[Records from a data source]
******
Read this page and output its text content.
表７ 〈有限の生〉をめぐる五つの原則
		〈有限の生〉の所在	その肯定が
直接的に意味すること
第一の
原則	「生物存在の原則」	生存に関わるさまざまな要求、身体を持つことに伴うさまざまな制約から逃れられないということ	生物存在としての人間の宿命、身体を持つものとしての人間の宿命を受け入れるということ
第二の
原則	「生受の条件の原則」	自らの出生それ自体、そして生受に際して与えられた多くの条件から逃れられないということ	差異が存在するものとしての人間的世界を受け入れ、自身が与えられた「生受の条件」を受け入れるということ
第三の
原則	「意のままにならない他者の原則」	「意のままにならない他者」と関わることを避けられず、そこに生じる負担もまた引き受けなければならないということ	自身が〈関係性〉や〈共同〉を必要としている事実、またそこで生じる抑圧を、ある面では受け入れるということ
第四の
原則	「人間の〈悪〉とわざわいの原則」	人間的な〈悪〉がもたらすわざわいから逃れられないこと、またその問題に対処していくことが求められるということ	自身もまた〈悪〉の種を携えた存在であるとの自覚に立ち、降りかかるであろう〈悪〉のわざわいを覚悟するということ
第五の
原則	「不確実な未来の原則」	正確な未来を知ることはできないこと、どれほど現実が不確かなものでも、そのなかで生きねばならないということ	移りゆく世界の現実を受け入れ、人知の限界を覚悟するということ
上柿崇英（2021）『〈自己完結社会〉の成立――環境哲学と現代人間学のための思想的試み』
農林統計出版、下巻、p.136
******
**WORK TO BE COMPLETED**
Print the listing above in its entirety, with every line exact.

**ANSWER IN FULL**
Read this page and output its text content.
表７ 〈有限の生〉をめぐる五つの原則
		〈有限の生〉の所在	その肯定が
直接的に意味すること
第一の
原則	「生物存在の原則」	生存に関わるさまざまな要求、身体を持つことに伴うさまざまな制約から逃れられないということ	生物存在としての人間の宿命、身体を持つものとしての人間の宿命を受け入れるということ
第二の
原則	「生受の条件の原則」	自らの出生それ自体、そして生受に際して与えられた多くの条件から逃れられないということ	差異が存在するものとしての人間的世界を受け入れ、自身が与えられた「生受の条件」を受け入れるということ
第三の
原則	「意のままにならない他者の原則」	「意のままにならない他者」と関わることを避けられず、そこに生じる負担もまた引き受けなければならないということ	自身が〈関係性〉や〈共同〉を必要としている事実、またそこで生じる抑圧を、ある面では受け入れるということ
第四の
原則	「人間の〈悪〉とわざわいの原則」	人間的な〈悪〉がもたらすわざわいから逃れられないこと、またその問題に対処していくことが求められるということ	自身もまた〈悪〉の種を携えた存在であるとの自覚に立ち、降りかかるであろう〈悪〉のわざわいを覚悟するということ
第五の
原則	「不確実な未来の原則」	正確な未来を知ることはできないこと、どれほど現実が不確かなものでも、そのなかで生きねばならないということ	移りゆく世界の現実を受け入れ、人知の限界を覚悟するということ
上柿崇英（2021）『〈自己完結社会〉の成立――環境哲学と現代人間学のための思想的試み』
農林統計出版、下巻、p.136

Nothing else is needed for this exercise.